Brano scelto>

Come uscire dall’emergenza carcere

I laici non dovrebbero mai trascurare la loro ragion d’essere: sostenere la sovranità del cittadino fondata sull’esercizio del proprio spirito critico. Facendolo, temi come quello delle condizioni carcerarie si rivelano temi spiccatamente laici. Succede oggi in Italia.

La Corte dei Diritti di Strasburgo ci ha contestato che il sovraffollamento carcerario viola l’art. 3 della Convenzione sui diritti umani che vieta il trattamento disumano o degradante.  E ha dato tempo fino a maggio 2014  per  rimediare. Altrimenti, si prevede una condanna commisurata ai detenuti che faranno ricorso, all’incirca 70 milioni all’anno.

Il  Governo si muove con cautela eccessiva. Ha varato una norma con cui circa 2000 detenuti saranno liberati dalla custodia cautelare in carcere attraverso sconti di pena e l’introduzione di una nuova fattispecie di piccolo spaccio. Poi ha proposto di affidare il giudizio per concederla ad un collegio di più giudici. Tuttavia il problema del sovraffollamento ha un altro ordine di grandezza e soprattutto non va confuso con l’esigenza di rivedere alcune leggi sulle droghe, di approcciare in modo nuovo il mondo dei migranti o di allargare l’esercizio della funzione di giudicare. I dati dimostrano in modo non equivoco che il sovraffollamento delle carceri non dipende da un’inclinazione a delinquere maggiore rispetto agli altri paesi, ma dall’abuso della carcerazione per chi non è condannato in via definitiva. I detenuti eccedenti la capienza degli istituti di pena sono meno di 19.000, solo quelli in attesa di processo 17.000 e quasi altri 12.000 non ancora condannati.

Compiti da svolgere>
• a. Rispondi a queste domande sul testo sull'emergenza carcere:
(i) Quale articolo della Convenzione sui diritti umani viola il sovraffollamento carcerario secondo la Corte di Strasburgo?
(ii) Entro quando l'Italia deve rimediare?
(iii) Quanti detenuti saranno liberati dalla custodia cautelare in carcere grazie alla norma varata dal Governo?
• b. Prosegui il testo sull'emergenza carcere partendo dopo la sua ultima frase.

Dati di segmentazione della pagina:
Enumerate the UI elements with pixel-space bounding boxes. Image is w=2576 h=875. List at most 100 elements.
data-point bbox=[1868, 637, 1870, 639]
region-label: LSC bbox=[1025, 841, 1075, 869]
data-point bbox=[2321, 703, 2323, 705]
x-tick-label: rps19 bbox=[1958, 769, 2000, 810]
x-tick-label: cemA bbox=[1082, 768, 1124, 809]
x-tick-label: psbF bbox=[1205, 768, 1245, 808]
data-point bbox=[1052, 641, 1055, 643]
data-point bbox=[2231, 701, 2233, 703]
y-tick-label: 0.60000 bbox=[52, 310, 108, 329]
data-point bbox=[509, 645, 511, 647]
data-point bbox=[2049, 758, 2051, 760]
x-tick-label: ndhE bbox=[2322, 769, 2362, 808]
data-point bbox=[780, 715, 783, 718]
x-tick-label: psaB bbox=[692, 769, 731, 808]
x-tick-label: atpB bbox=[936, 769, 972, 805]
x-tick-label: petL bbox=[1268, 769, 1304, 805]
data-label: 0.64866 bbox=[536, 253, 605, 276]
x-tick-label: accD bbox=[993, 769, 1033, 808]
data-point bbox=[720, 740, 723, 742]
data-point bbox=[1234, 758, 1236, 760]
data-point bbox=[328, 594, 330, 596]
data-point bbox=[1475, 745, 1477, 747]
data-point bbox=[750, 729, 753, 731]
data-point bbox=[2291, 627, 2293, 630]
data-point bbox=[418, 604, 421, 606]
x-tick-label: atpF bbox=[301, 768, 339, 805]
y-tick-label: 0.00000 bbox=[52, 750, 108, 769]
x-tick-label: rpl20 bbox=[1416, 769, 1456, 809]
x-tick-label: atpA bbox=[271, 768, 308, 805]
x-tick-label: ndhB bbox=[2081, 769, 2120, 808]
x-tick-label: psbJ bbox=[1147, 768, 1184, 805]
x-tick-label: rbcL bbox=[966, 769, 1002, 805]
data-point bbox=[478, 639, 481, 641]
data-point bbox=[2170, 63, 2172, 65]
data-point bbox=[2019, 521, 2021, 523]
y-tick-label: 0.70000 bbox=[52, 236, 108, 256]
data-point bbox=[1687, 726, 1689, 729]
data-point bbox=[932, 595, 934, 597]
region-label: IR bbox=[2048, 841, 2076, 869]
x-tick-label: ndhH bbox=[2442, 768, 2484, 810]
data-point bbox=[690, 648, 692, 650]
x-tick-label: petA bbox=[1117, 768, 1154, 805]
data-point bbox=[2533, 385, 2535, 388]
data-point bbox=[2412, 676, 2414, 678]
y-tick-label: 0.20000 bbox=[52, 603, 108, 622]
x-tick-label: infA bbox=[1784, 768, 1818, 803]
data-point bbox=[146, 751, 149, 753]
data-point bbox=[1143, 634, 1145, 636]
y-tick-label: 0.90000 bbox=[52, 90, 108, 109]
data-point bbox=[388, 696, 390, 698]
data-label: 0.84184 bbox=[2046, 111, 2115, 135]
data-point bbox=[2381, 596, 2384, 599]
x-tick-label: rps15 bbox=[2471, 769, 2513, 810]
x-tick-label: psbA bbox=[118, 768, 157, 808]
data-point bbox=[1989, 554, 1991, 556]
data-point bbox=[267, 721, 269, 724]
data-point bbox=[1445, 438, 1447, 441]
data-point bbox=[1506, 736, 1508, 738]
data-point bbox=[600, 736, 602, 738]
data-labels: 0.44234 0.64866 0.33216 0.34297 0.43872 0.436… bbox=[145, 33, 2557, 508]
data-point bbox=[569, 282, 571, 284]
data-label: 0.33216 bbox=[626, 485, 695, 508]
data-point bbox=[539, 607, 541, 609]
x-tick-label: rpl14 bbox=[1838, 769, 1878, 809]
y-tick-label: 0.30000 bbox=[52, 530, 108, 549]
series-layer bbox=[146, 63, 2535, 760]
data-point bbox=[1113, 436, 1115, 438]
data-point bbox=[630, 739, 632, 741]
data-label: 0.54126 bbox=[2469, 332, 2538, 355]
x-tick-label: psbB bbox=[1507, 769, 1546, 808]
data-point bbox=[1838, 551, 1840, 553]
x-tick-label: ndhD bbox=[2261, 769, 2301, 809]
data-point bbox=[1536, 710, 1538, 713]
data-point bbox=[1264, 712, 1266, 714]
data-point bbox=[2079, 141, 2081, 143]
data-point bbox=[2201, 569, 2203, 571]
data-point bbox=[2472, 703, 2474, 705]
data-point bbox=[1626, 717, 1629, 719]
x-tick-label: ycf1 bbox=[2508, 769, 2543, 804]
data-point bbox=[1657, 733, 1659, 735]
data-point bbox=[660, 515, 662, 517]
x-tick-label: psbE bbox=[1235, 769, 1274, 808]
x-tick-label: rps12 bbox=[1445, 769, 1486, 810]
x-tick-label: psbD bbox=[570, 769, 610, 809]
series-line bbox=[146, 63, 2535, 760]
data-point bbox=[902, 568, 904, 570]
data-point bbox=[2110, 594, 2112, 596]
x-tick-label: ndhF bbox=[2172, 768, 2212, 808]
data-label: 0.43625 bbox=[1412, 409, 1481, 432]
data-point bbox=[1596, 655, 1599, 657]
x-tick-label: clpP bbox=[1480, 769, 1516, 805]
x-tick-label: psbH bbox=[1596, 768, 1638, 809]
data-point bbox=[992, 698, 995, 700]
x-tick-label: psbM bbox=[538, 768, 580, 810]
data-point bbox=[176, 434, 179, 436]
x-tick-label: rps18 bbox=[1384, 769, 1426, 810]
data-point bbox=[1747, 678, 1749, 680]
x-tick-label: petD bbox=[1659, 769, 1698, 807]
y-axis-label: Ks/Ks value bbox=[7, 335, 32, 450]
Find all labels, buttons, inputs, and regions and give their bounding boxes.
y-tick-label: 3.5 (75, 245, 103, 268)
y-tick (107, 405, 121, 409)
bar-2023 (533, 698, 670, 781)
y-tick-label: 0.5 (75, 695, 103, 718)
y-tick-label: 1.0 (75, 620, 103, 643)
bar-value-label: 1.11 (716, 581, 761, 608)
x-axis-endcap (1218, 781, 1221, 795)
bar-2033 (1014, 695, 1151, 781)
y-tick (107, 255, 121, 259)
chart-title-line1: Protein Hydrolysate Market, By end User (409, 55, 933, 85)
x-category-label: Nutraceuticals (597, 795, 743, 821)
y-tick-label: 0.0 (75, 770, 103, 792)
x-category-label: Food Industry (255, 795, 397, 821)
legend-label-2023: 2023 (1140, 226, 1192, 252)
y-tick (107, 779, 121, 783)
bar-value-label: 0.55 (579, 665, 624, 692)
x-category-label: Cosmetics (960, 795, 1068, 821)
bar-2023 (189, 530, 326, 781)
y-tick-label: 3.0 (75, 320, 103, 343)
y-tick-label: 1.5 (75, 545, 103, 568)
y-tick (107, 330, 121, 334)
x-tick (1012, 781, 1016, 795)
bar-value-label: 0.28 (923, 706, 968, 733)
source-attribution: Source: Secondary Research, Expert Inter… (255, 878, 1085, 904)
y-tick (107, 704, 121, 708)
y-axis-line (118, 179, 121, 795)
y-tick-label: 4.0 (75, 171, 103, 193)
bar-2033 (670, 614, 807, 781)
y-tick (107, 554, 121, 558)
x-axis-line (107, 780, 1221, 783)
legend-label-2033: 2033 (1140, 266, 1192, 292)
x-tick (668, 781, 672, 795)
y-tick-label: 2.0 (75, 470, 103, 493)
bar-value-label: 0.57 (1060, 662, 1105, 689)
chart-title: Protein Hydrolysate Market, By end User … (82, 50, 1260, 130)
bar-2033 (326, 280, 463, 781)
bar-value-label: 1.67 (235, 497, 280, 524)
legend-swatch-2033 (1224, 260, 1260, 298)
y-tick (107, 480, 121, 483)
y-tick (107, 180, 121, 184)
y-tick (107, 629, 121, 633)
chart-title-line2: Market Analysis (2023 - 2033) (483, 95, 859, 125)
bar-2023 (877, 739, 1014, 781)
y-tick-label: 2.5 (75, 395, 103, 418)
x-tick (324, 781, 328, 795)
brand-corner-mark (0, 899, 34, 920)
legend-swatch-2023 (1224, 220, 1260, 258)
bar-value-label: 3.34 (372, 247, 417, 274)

Soluzioni delle attività>
• a.
(i) L'art. 3.
(ii) Entro maggio 2014.
(iii) Circa 2000.

• b.
I laici devono affermare con forza che va limitato drasticamente il ricorso alla custodia cautelare. Lo Stato deve rifiutare impostazioni giustizialiste e schierarsi dalla parte dei cittadini e non delle burocrazie giudiziarie. Tra l’altro non solo è inammissibile per civiltà togliere la libertà ad un cittadino che ha una probabilità del 50% di venir poi dichiarato  innocente, ma  farlo danneggia la collettività obbligata a risarcire (i pubblici ministeri non rispondono degli errori commessi).

La linea maestra per risolvere la questione oggi ed evitare che si ripresenti a breve, è un rapido intervento legislativo ordinario che liberi subito i detenuti non condannati (salvo quelli perseguiti per reati in fragranza, delitti di sangue, associazione criminale e violenza sessuale) e  insieme riduca circostanze e termini della custodia cautelare.  Così si applicherebbe un principio di civiltà (no all’abuso della carcerazione preventiva), si risolverebbe un problema (il grave sovraffollamento) eliminandone la causa e si eviterebbe la pesante multa.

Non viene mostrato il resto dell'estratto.